## WHAT THE EXERCISE ASKS
All entries must be extracted exactly, with nothing added or dropped.

----- MATERIAL FOR THE TASK -----

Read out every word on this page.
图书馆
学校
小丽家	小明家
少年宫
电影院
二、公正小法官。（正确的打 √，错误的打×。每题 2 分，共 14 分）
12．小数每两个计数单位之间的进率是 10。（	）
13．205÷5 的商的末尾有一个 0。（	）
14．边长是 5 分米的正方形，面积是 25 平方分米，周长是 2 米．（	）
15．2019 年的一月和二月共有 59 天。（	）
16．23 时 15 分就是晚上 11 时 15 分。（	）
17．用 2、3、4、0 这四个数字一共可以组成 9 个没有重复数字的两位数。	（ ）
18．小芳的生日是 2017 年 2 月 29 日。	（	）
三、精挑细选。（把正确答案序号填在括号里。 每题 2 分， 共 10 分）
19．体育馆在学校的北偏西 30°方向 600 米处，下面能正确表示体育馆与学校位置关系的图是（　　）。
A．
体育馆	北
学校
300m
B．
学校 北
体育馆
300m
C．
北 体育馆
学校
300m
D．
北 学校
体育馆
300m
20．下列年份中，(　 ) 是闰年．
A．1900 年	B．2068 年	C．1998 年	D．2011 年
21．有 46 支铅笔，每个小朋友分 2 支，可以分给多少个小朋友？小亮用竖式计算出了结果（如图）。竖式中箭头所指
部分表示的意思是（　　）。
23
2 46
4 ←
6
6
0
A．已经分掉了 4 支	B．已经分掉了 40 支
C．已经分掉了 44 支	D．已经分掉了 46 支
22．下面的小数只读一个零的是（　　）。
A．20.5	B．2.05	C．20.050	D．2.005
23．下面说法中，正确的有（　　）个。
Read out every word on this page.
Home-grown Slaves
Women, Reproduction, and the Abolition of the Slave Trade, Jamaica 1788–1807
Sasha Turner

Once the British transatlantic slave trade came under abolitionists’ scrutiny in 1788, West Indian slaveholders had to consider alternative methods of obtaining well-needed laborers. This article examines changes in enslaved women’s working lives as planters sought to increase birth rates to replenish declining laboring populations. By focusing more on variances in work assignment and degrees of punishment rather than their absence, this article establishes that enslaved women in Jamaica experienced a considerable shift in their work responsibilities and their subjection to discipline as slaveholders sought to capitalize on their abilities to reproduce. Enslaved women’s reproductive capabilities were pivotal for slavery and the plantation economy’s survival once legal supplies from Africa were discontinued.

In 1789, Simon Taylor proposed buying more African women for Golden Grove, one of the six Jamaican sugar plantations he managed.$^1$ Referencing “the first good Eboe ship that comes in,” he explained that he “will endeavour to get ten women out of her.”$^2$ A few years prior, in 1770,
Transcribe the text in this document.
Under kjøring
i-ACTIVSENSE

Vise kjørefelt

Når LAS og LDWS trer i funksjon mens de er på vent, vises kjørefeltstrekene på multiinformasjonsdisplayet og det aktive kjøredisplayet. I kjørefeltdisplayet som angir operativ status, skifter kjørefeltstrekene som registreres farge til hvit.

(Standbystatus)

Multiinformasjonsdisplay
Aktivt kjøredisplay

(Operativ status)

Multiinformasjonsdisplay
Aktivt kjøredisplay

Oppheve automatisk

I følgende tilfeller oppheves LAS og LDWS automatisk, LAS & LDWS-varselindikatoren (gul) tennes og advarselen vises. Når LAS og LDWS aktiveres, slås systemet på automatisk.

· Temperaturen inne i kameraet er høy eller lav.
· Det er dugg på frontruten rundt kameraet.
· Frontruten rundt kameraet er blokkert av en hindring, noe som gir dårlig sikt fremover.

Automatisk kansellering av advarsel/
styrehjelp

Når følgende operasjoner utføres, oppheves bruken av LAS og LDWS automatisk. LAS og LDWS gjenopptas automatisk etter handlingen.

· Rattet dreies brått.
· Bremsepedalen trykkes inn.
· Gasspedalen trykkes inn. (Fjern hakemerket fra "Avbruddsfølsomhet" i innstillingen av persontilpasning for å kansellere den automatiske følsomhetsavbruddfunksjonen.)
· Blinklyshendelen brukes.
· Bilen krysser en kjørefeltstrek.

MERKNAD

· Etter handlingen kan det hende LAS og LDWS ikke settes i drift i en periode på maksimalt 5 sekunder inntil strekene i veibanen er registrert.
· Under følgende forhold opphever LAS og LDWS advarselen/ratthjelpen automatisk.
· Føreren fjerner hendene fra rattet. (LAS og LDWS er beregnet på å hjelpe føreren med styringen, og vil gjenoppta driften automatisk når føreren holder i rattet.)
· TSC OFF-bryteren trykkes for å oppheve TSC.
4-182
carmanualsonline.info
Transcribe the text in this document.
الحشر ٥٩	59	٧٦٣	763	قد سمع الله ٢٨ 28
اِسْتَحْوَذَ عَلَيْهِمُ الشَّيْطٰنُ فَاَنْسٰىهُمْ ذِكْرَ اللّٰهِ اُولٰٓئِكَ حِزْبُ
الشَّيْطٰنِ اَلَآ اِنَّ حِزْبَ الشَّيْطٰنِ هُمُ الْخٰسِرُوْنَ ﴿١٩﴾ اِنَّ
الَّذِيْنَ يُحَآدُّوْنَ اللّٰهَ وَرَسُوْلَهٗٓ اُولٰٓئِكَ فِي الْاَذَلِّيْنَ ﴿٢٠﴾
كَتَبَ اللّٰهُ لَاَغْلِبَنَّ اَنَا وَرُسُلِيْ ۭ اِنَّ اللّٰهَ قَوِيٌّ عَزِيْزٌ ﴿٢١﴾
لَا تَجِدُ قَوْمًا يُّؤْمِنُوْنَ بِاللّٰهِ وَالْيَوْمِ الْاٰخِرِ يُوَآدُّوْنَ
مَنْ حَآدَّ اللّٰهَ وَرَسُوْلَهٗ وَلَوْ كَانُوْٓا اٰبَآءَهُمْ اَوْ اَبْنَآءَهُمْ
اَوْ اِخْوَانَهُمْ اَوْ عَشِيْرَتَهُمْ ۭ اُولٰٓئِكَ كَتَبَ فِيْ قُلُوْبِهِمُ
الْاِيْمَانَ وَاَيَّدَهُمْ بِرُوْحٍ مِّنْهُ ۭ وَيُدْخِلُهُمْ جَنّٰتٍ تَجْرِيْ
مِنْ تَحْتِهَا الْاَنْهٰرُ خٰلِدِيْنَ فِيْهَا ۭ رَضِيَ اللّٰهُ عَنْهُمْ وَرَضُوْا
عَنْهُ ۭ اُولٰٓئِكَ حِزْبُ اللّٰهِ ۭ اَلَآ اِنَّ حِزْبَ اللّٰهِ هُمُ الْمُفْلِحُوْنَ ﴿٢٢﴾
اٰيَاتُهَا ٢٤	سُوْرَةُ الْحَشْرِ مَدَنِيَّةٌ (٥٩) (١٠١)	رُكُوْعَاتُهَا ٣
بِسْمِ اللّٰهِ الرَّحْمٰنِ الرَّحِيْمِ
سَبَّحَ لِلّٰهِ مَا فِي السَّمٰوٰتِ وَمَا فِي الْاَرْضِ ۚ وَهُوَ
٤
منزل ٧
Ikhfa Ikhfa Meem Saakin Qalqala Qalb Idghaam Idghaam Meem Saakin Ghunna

-----

## RESULT OF THE TASK
Read out every word on this page.
图书馆
学校
小丽家	小明家
少年宫
电影院
二、公正小法官。（正确的打 √，错误的打×。每题 2 分，共 14 分）
12．小数每两个计数单位之间的进率是 10。（	）
13．205÷5 的商的末尾有一个 0。（	）
14．边长是 5 分米的正方形，面积是 25 平方分米，周长是 2 米．（	）
15．2019 年的一月和二月共有 59 天。（	）
16．23 时 15 分就是晚上 11 时 15 分。（	）
17．用 2、3、4、0 这四个数字一共可以组成 9 个没有重复数字的两位数。	（ ）
18．小芳的生日是 2017 年 2 月 29 日。	（	）
三、精挑细选。（把正确答案序号填在括号里。 每题 2 分， 共 10 分）
19．体育馆在学校的北偏西 30°方向 600 米处，下面能正确表示体育馆与学校位置关系的图是（　　）。
A．
体育馆	北
学校
300m
B．
学校 北
体育馆
300m
C．
北 体育馆
学校
300m
D．
北 学校
体育馆
300m
20．下列年份中，(　 ) 是闰年．
A．1900 年	B．2068 年	C．1998 年	D．2011 年
21．有 46 支铅笔，每个小朋友分 2 支，可以分给多少个小朋友？小亮用竖式计算出了结果（如图）。竖式中箭头所指
部分表示的意思是（　　）。
23
2 46
4 ←
6
6
0
A．已经分掉了 4 支	B．已经分掉了 40 支
C．已经分掉了 44 支	D．已经分掉了 46 支
22．下面的小数只读一个零的是（　　）。
A．20.5	B．2.05	C．20.050	D．2.005
23．下面说法中，正确的有（　　）个。
Read out every word on this page.
Home-grown Slaves
Women, Reproduction, and the Abolition of the Slave Trade, Jamaica 1788–1807
Sasha Turner

Once the British transatlantic slave trade came under abolitionists’ scrutiny in 1788, West Indian slaveholders had to consider alternative methods of obtaining well-needed laborers. This article examines changes in enslaved women’s working lives as planters sought to increase birth rates to replenish declining laboring populations. By focusing more on variances in work assignment and degrees of punishment rather than their absence, this article establishes that enslaved women in Jamaica experienced a considerable shift in their work responsibilities and their subjection to discipline as slaveholders sought to capitalize on their abilities to reproduce. Enslaved women’s reproductive capabilities were pivotal for slavery and the plantation economy’s survival once legal supplies from Africa were discontinued.

In 1789, Simon Taylor proposed buying more African women for Golden Grove, one of the six Jamaican sugar plantations he managed.$^1$ Referencing “the first good Eboe ship that comes in,” he explained that he “will endeavour to get ten women out of her.”$^2$ A few years prior, in 1770,
Transcribe the text in this document.
Under kjøring
i-ACTIVSENSE

Vise kjørefelt

Når LAS og LDWS trer i funksjon mens de er på vent, vises kjørefeltstrekene på multiinformasjonsdisplayet og det aktive kjøredisplayet. I kjørefeltdisplayet som angir operativ status, skifter kjørefeltstrekene som registreres farge til hvit.

(Standbystatus)

Multiinformasjonsdisplay
Aktivt kjøredisplay

(Operativ status)

Multiinformasjonsdisplay
Aktivt kjøredisplay

Oppheve automatisk

I følgende tilfeller oppheves LAS og LDWS automatisk, LAS & LDWS-varselindikatoren (gul) tennes og advarselen vises. Når LAS og LDWS aktiveres, slås systemet på automatisk.

· Temperaturen inne i kameraet er høy eller lav.
· Det er dugg på frontruten rundt kameraet.
· Frontruten rundt kameraet er blokkert av en hindring, noe som gir dårlig sikt fremover.

Automatisk kansellering av advarsel/
styrehjelp

Når følgende operasjoner utføres, oppheves bruken av LAS og LDWS automatisk. LAS og LDWS gjenopptas automatisk etter handlingen.

· Rattet dreies brått.
· Bremsepedalen trykkes inn.
· Gasspedalen trykkes inn. (Fjern hakemerket fra "Avbruddsfølsomhet" i innstillingen av persontilpasning for å kansellere den automatiske følsomhetsavbruddfunksjonen.)
· Blinklyshendelen brukes.
· Bilen krysser en kjørefeltstrek.

MERKNAD

· Etter handlingen kan det hende LAS og LDWS ikke settes i drift i en periode på maksimalt 5 sekunder inntil strekene i veibanen er registrert.
· Under følgende forhold opphever LAS og LDWS advarselen/ratthjelpen automatisk.
· Føreren fjerner hendene fra rattet. (LAS og LDWS er beregnet på å hjelpe føreren med styringen, og vil gjenoppta driften automatisk når føreren holder i rattet.)
· TSC OFF-bryteren trykkes for å oppheve TSC.
4-182
carmanualsonline.info
Transcribe the text in this document.
الحشر ٥٩	59	٧٦٣	763	قد سمع الله ٢٨ 28
اِسْتَحْوَذَ عَلَيْهِمُ الشَّيْطٰنُ فَاَنْسٰىهُمْ ذِكْرَ اللّٰهِ اُولٰٓئِكَ حِزْبُ
الشَّيْطٰنِ اَلَآ اِنَّ حِزْبَ الشَّيْطٰنِ هُمُ الْخٰسِرُوْنَ ﴿١٩﴾ اِنَّ
الَّذِيْنَ يُحَآدُّوْنَ اللّٰهَ وَرَسُوْلَهٗٓ اُولٰٓئِكَ فِي الْاَذَلِّيْنَ ﴿٢٠﴾
كَتَبَ اللّٰهُ لَاَغْلِبَنَّ اَنَا وَرُسُلِيْ ۭ اِنَّ اللّٰهَ قَوِيٌّ عَزِيْزٌ ﴿٢١﴾
لَا تَجِدُ قَوْمًا يُّؤْمِنُوْنَ بِاللّٰهِ وَالْيَوْمِ الْاٰخِرِ يُوَآدُّوْنَ
مَنْ حَآدَّ اللّٰهَ وَرَسُوْلَهٗ وَلَوْ كَانُوْٓا اٰبَآءَهُمْ اَوْ اَبْنَآءَهُمْ
اَوْ اِخْوَانَهُمْ اَوْ عَشِيْرَتَهُمْ ۭ اُولٰٓئِكَ كَتَبَ فِيْ قُلُوْبِهِمُ
الْاِيْمَانَ وَاَيَّدَهُمْ بِرُوْحٍ مِّنْهُ ۭ وَيُدْخِلُهُمْ جَنّٰتٍ تَجْرِيْ
مِنْ تَحْتِهَا الْاَنْهٰرُ خٰلِدِيْنَ فِيْهَا ۭ رَضِيَ اللّٰهُ عَنْهُمْ وَرَضُوْا
عَنْهُ ۭ اُولٰٓئِكَ حِزْبُ اللّٰهِ ۭ اَلَآ اِنَّ حِزْبَ اللّٰهِ هُمُ الْمُفْلِحُوْنَ ﴿٢٢﴾
اٰيَاتُهَا ٢٤	سُوْرَةُ الْحَشْرِ مَدَنِيَّةٌ (٥٩) (١٠١)	رُكُوْعَاتُهَا ٣
بِسْمِ اللّٰهِ الرَّحْمٰنِ الرَّحِيْمِ
سَبَّحَ لِلّٰهِ مَا فِي السَّمٰوٰتِ وَمَا فِي الْاَرْضِ ۚ وَهُوَ
٤
منزل ٧
Ikhfa Ikhfa Meem Saakin Qalqala Qalb Idghaam Idghaam Meem Saakin Ghunna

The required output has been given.